▸ Work to complete
Find and copy lines holding "symptoms".

▸ Record set
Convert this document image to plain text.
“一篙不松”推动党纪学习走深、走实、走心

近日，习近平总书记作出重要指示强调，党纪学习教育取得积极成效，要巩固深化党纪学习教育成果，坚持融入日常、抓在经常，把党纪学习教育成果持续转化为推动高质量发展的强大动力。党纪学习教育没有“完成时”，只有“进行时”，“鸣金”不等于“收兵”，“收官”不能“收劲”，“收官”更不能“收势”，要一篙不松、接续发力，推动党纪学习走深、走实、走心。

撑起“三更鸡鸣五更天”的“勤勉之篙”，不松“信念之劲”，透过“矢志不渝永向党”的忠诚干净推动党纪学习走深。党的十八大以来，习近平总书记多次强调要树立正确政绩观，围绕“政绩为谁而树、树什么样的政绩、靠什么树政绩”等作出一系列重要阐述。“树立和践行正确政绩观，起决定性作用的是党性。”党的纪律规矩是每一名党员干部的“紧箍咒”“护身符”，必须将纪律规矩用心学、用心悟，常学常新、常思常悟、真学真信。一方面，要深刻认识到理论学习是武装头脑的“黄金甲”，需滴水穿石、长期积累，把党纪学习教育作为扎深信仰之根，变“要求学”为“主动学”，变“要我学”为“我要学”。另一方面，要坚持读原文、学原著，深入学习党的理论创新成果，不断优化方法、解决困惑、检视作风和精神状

--

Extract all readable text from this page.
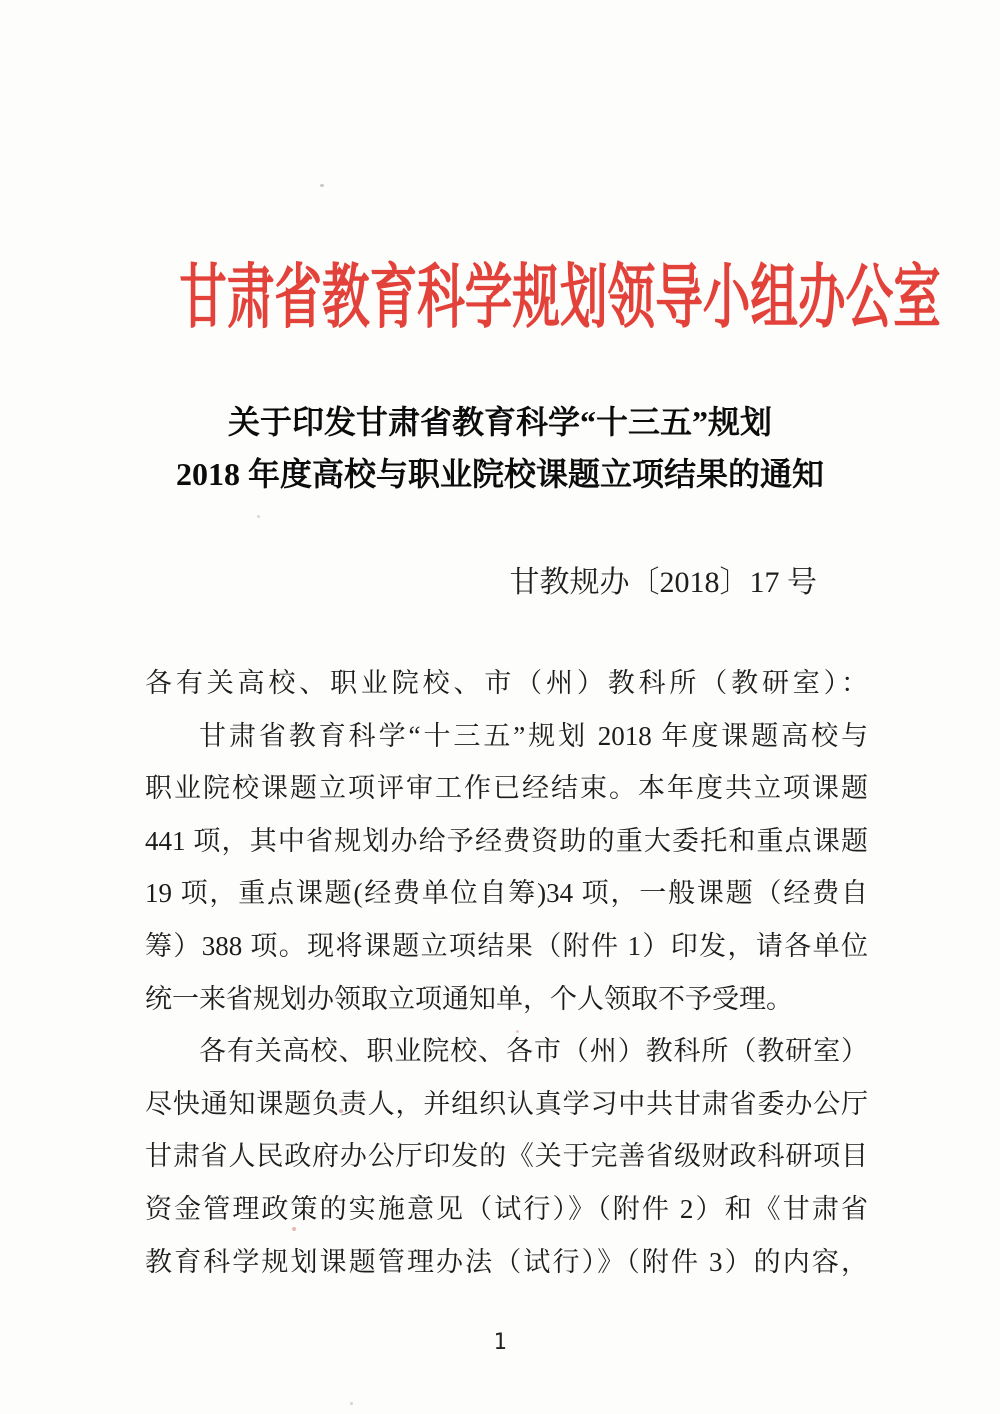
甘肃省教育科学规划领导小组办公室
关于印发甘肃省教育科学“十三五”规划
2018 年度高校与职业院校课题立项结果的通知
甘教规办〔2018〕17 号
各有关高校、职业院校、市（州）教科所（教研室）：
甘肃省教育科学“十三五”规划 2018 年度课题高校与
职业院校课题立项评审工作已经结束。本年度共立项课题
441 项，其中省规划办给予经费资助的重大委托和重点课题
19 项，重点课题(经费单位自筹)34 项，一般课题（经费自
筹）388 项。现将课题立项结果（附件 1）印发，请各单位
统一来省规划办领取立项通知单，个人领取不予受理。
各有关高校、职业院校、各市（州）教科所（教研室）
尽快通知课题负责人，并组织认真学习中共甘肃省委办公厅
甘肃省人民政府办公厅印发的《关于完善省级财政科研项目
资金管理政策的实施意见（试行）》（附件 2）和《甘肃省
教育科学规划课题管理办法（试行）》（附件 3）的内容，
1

...

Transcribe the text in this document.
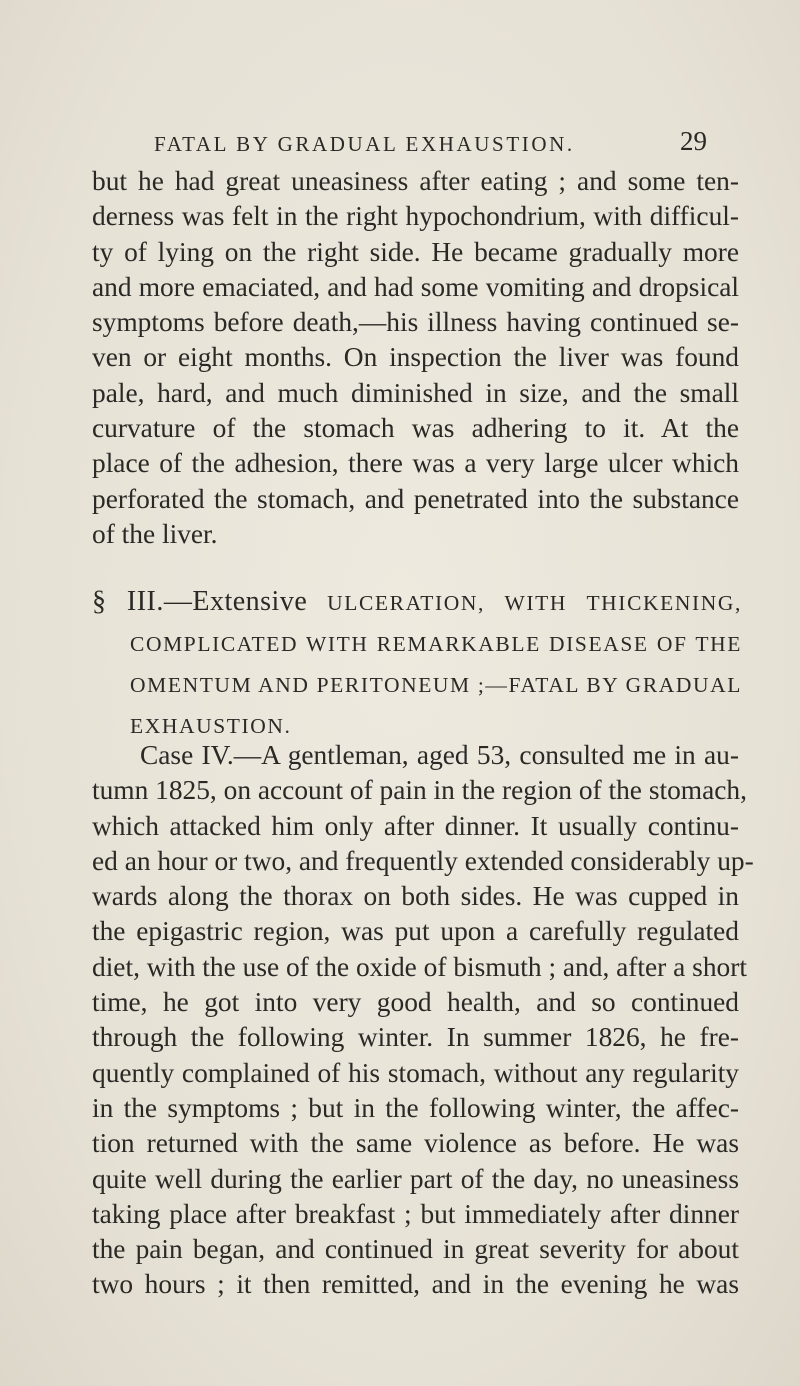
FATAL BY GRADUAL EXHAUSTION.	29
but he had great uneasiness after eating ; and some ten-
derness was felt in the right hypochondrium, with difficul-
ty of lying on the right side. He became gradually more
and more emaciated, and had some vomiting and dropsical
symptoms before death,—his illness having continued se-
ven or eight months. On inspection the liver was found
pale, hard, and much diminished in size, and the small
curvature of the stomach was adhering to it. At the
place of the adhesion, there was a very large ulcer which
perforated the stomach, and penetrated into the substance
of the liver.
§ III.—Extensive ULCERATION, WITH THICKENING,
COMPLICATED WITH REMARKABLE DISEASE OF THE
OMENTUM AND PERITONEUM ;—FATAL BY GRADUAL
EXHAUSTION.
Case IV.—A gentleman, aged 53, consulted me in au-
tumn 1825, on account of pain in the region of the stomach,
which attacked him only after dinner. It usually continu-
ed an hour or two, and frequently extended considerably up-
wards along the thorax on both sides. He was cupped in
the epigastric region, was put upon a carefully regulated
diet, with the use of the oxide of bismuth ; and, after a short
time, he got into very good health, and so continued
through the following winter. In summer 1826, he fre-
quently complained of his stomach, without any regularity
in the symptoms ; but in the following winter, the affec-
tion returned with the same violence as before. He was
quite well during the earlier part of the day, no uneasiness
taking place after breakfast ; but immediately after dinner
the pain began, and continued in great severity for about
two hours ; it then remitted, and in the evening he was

▸ Exercise response
symptoms before death,—his illness having continued se-
in the symptoms ; but in the following winter, the affec-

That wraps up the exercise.